** Start **

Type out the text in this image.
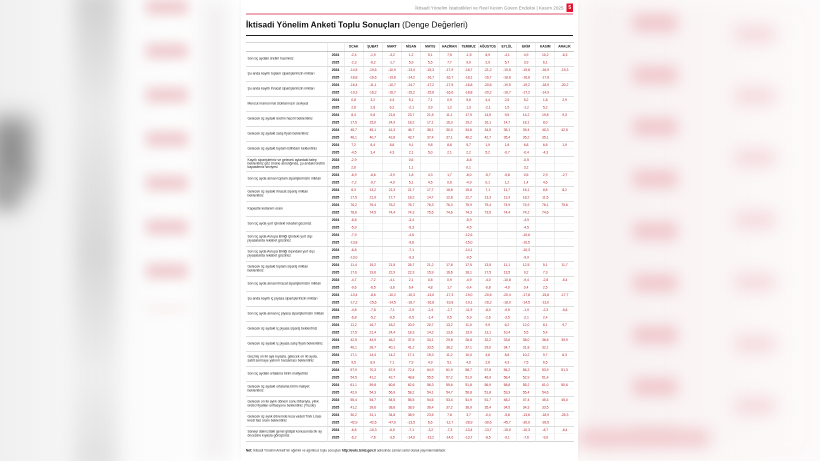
İktisadi Yönelim İstatistikleri ve Reel Kesim Güven Endeksi | Kasım 2025 5
İktisadi Yönelim Anketi Toplu Sonuçları (Denge Değerleri)
		OCAK	ŞUBAT	MART	NİSAN	MAYIS	HAZİRAN	TEMMUZ	AĞUSTOS	EYLÜL	EKİM	KASIM	ARALIK
Son üç aydaki üretim hacminiz	2024	-2,4	-1,9	-3,2	1,2	5,1	7,5	-1,5	8,9	-4,1	4,9	10,2	-6,3
	2025	-2,3	-6,2	-1,7	5,9	5,5	7,7	9,9	2,9	5,7	3,9	6,1	
Şu anda kayıtlı toplam siparişlerinizin miktarı	2024	-14,5	-19,6	-10,9	-13,4	-15,3	-17,9	-18,7	-21,2	-19,5	-19,8	-16,9	-19,3
	2025	-18,8	-16,6	-19,6	-14,2	-16,7	-16,7	-18,1	-16,7	-18,6	-16,8	-17,8	
Şu anda kayıtlı ihracat siparişlerinizin miktarı	2024	-16,4	-11,1	-10,7	-14,7	-17,2	-17,5	-16,8	-20,6	-19,5	-19,2	-18,9	-20,2
	2025	-19,3	-16,2	-16,7	-15,2	-15,6	-16,6	-18,8	-20,2	-16,7	-17,2	-14,9	
Mevcut mamul mal stoklarınızın seviyesi	2024	0,8	3,2	4,4	5,1	7,1	0,9	5,6	4,4	2,5	5,2	1,8	2,9
	2025	2,6	2,8	6,2	-2,1	3,9	1,2	1,3	-2,1	1,5	-1,2	5,2	
Gelecek üç aydaki üretim hacmi beklentiniz	2024	8,4	9,8	21,6	23,7	21,5	11,1	17,9	14,5	9,5	14,2	19,8	9,3
	2025	17,5	15,0	24,9	18,2	17,1	16,3	19,2	16,1	14,7	18,1	8,0	
Gelecek üç aydaki satış fiyatı beklentiniz	2024	45,7	45,1	41,3	46,7	38,1	30,0	34,6	34,5	35,1	39,4	40,3	42,5
	2025	46,1	40,7	42,8	43,7	37,4	37,1	40,2	42,7	35,4	35,2	35,1	
Gelecek üç aydaki toplam istihdam beklentiniz	2024	7,2	8,4	8,8	9,1	9,8	8,8	5,7	1,9	1,8	6,8	6,8	1,9
	2025	-4,5	3,4	4,3	2,1	5,0	2,1	2,2	5,2	-0,7	-0,4	-4,3	
Kayıtlı siparişleriniz ve gelecek aylardaki talep beklentiniz göz önüne alındığında, şu andaki üretim kapasiteniz seviyesi	2024	-2,9			0,6			-6,8			-0,5		
	2025	2,6			1,1			0,1			3,2		
Son üç ayda alınan toplam siparişlerinizin miktarı	2024	-6,9	-6,6	-3,9	1,8	4,3	1,7	-8,0	-5,7	-5,8	0,6	2,9	-2,7
	2025	-7,2	-0,7	-4,9	5,1	4,5	0,6	-4,9	0,1	1,2	1,4	4,6	
Gelecek üç aydaki ihracat sipariş miktarı beklentiniz	2024	6,3	13,2	21,3	21,7	17,7	16,8	15,8	7,1	11,7	15,1	8,6	8,2
	2025	17,5	21,9	17,7	18,2	14,7	12,8	12,7	13,3	13,3	18,2	11,5	
Kapasite kullanım oranı	2024	76,2	76,4	76,2	76,7	76,3	76,3	75,9	75,4	74,9	74,9	76,1	75,6
	2025	76,6	74,5	74,4	74,3	75,6	74,6	74,3	73,5	74,4	74,2	74,6	
Son üç ayda yurt içindeki rekabet gücünüz	2024	-6,8			-3,4			-5,9			-4,9		
	2025	-5,9			-5,3			-4,5			-4,5		
Son üç ayda Avrupa Birliği içindeki yurt dışı piyasalarda rekabet gücünüz	2024	-7,9			-4,6			-12,6			-10,6		
	2025	-13,8			-9,6			-15,0			-10,5		
Son üç ayda Avrupa Birliği dışındaki yurt dışı piyasalarda rekabet gücünüz	2024	-6,8			-7,1			-14,1			-10,3		
	2025	-13,0			-9,3			-9,5			-9,9		
Gelecek üç aydaki toplam sipariş miktarı beklentiniz	2024	11,4	15,2	21,5	26,7	21,2	17,8	17,5	13,5	11,1	12,5	5,1	11,7
	2025	17,6	19,6	22,9	22,3	15,9	16,6	16,1	17,5	13,5	9,2	7,3	
Son üç ayda alınan ihracat siparişlerinizin miktarı	2024	-4,7	-7,2	-4,1	2,1	0,8	0,9	-4,9	-4,0	-10,8	-9,4	-2,8	-5,4
	2025	-9,6	-6,5	-3,6	6,4	4,8	1,7	-0,4	-0,8	-4,0	0,4	2,5	
Şu anda kayıtlı iç piyasa siparişlerinizin miktarı	2024	-13,4	-8,6	-10,2	-10,3	-13,0	-17,3	-19,0	-20,6	-20,4	-17,8	-15,8	-17,7
	2025	-17,2	-15,6	-14,5	-16,7	-16,8	-19,8	-19,1	-16,2	-18,9	-14,5	-13,0	
Son üç ayda alınan iç piyasa siparişlerinizin miktarı	2024	-4,8	-7,8	-7,1	-2,9	-2,4	-2,7	-11,9	-8,0	-9,5	-1,9	-2,3	-5,8
	2025	-6,8	-5,2	-6,5	-0,5	-1,4	0,5	-5,9	-2,6	-3,5	-2,1	2,4	
Gelecek üç aydaki iç piyasa sipariş beklentiniz	2024	11,2	16,7	18,2	20,9	20,7	13,2	11,0	9,9	6,2	12,0	8,1	9,7
	2025	17,5	21,4	24,4	18,3	14,2	13,6	13,9	13,1	10,4	5,5	5,4	
Gelecek üç aydaki iç piyasa satış fiyatı beklentiniz	2024	42,5	44,9	46,2	37,5	34,1	29,8	26,8	32,2	33,6	38,0	36,6	39,9
	2025	40,1	39,7	40,1	41,2	33,5	36,2	37,1	29,0	34,7	31,8	32,1	
Geçmiş on iki aya kıyasla, gelecek on iki ayda, sabit sermaye yatırım harcaması beklentiniz	2024	17,1	14,4	14,2	17,1	15,3	11,2	10,0	4,6	8,8	10,2	9,7	6,3
	2025	9,5	8,9	7,1	7,9	4,9	5,1	4,0	2,6	4,3	7,5	6,5	
Son üç aydaki ortalama birim maliyetiniz	2024	57,9	70,3	67,9	72,4	64,9	61,9	58,7	57,8	54,2	56,3	53,9	51,3
	2025	54,5	41,2	42,7	48,8	55,5	57,2	51,9	46,9	58,4	52,9	51,4	
Gelecek üç aydaki ortalama birim maliyet beklentiniz	2024	61,1	59,8	60,6	62,6	56,3	55,6	51,8	56,9	58,8	55,2	61,0	50,6
	2025	42,9	54,3	56,9	58,2	54,1	54,7	56,8	51,8	53,3	55,4	54,6	
Gelecek on iki aylık dönem sonu itibarıyla, yıllık üretici fiyatları enflasyonu beklentiniz (Yüzde)	2024	55,4	54,7	54,5	55,5	54,6	53,4	51,9	51,7	48,2	47,4	45,4	45,0
	2025	41,2	39,6	38,6	38,9	36,4	37,2	36,9	35,4	34,5	34,3	33,5	
Gelecek üç aylık dönemde kısa vadeli Türk Lirası kredi faiz oranı beklentiniz	2024	30,2	31,1	34,8	38,9	23,5	7,8	3,7	-0,4	-5,8	-13,6	-18,9	-25,3
	2025	-42,9	-42,6	-47,9	-13,5	6,6	-12,7	-28,9	-30,6	-45,7	-30,0	-39,5	
Sanayi dalınızdaki genel gidişat konusunda bir ay öncesine kıyasla görüşünüz	2024	-6,6	-10,3	-6,0	-7,1	-3,2	-7,3	-13,4	-13,7	-15,0	-10,3	-8,7	-8,4
	2025	-6,2	-7,6	-3,5	-14,0	-13,2	-14,6	-13,7	-8,5	-9,1	-7,6	-9,0	
Not: İktisadi Yönelim Anketi'nin ağırlıklı ve ağırlıksız toplu sonuçları http://evds.tcmb.gov.tr adresinde zaman serisi olarak yayımlanmaktadır.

** End **

Pull out each line holding the string "rekabet".

Son üç ayda yurt içindeki rekabet gücünüz	2024	-6,8			-3,4			-5,9			-4,9		
Son üç ayda Avrupa Birliği içindeki yurt dışı piyasalarda rekabet gücünüz	2024	-7,9			-4,6			-12,6			-10,6		
Son üç ayda Avrupa Birliği dışındaki yurt dışı piyasalarda rekabet gücünüz	2024	-6,8			-7,1			-14,1			-10,3		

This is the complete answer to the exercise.